● **Exercise prompt**
Quote the entries word for word. Omit the pictures.

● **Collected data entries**
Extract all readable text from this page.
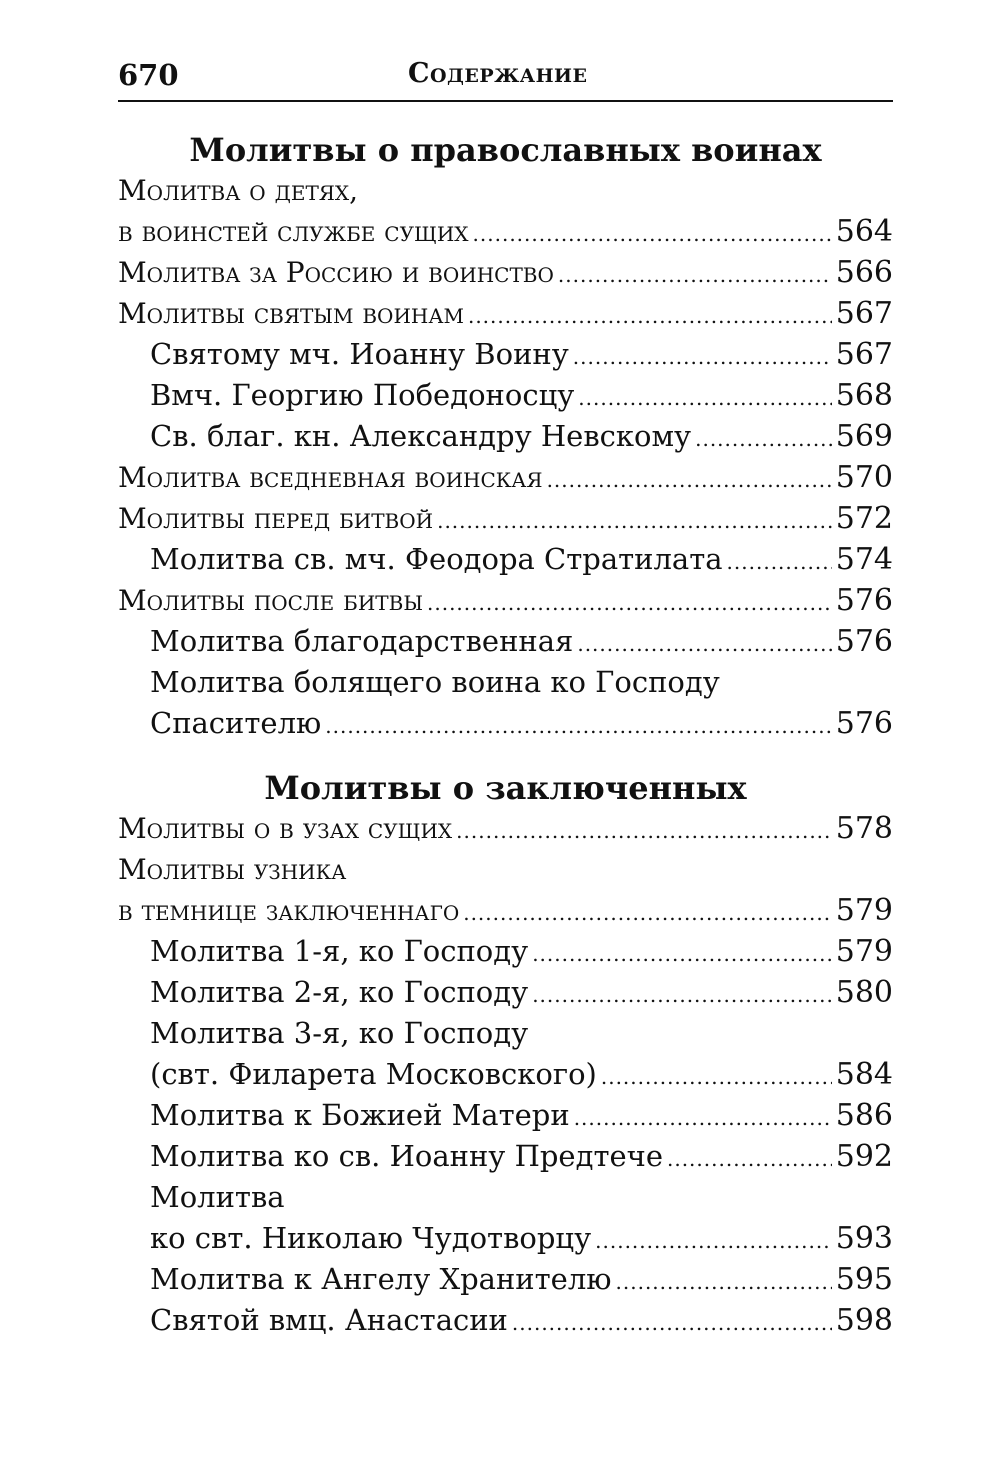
670	Содержание
Молитвы о православных воинах
Молитва о детях,
в воинстей службе сущих .....	564
Молитва за Россию и воинство .....	566
Молитвы святым воинам .....	567
Святому мч. Иоанну Воину .....	567
Вмч. Георгию Победоносцу .....	568
Св. благ. кн. Александру Невскому .....	569
Молитва вседневная воинская .....	570
Молитвы перед битвой .....	572
Молитва св. мч. Феодора Стратилата .....	574
Молитвы после битвы .....	576
Молитва благодарственная .....	576
Молитва болящего воина ко Господу
Спасителю .....	576
Молитвы о заключенных
Молитвы о в узах сущих .....	578
Молитвы узника
в темнице заключеннаго .....	579
Молитва 1-я, ко Господу .....	579
Молитва 2-я, ко Господу .....	580
Молитва 3-я, ко Господу
(свт. Филарета Московского) .....	584
Молитва к Божией Матери .....	586
Молитва ко св. Иоанну Предтече .....	592
Молитва
ко свт. Николаю Чудотворцу .....	593
Молитва к Ангелу Хранителю .....	595
Святой вмц. Анастасии .....	598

● **Output below**
Extract all readable text from this page.
670	Содержание
Молитвы о православных воинах
Молитва о детях,
в воинстей службе сущих .....	564
Молитва за Россию и воинство .....	566
Молитвы святым воинам .....	567
Святому мч. Иоанну Воину .....	567
Вмч. Георгию Победоносцу .....	568
Св. благ. кн. Александру Невскому .....	569
Молитва вседневная воинская .....	570
Молитвы перед битвой .....	572
Молитва св. мч. Феодора Стратилата .....	574
Молитвы после битвы .....	576
Молитва благодарственная .....	576
Молитва болящего воина ко Господу
Спасителю .....	576
Молитвы о заключенных
Молитвы о в узах сущих .....	578
Молитвы узника
в темнице заключеннаго .....	579
Молитва 1-я, ко Господу .....	579
Молитва 2-я, ко Господу .....	580
Молитва 3-я, ко Господу
(свт. Филарета Московского) .....	584
Молитва к Божией Матери .....	586
Молитва ко св. Иоанну Предтече .....	592
Молитва
ко свт. Николаю Чудотворцу .....	593
Молитва к Ангелу Хранителю .....	595
Святой вмц. Анастасии .....	598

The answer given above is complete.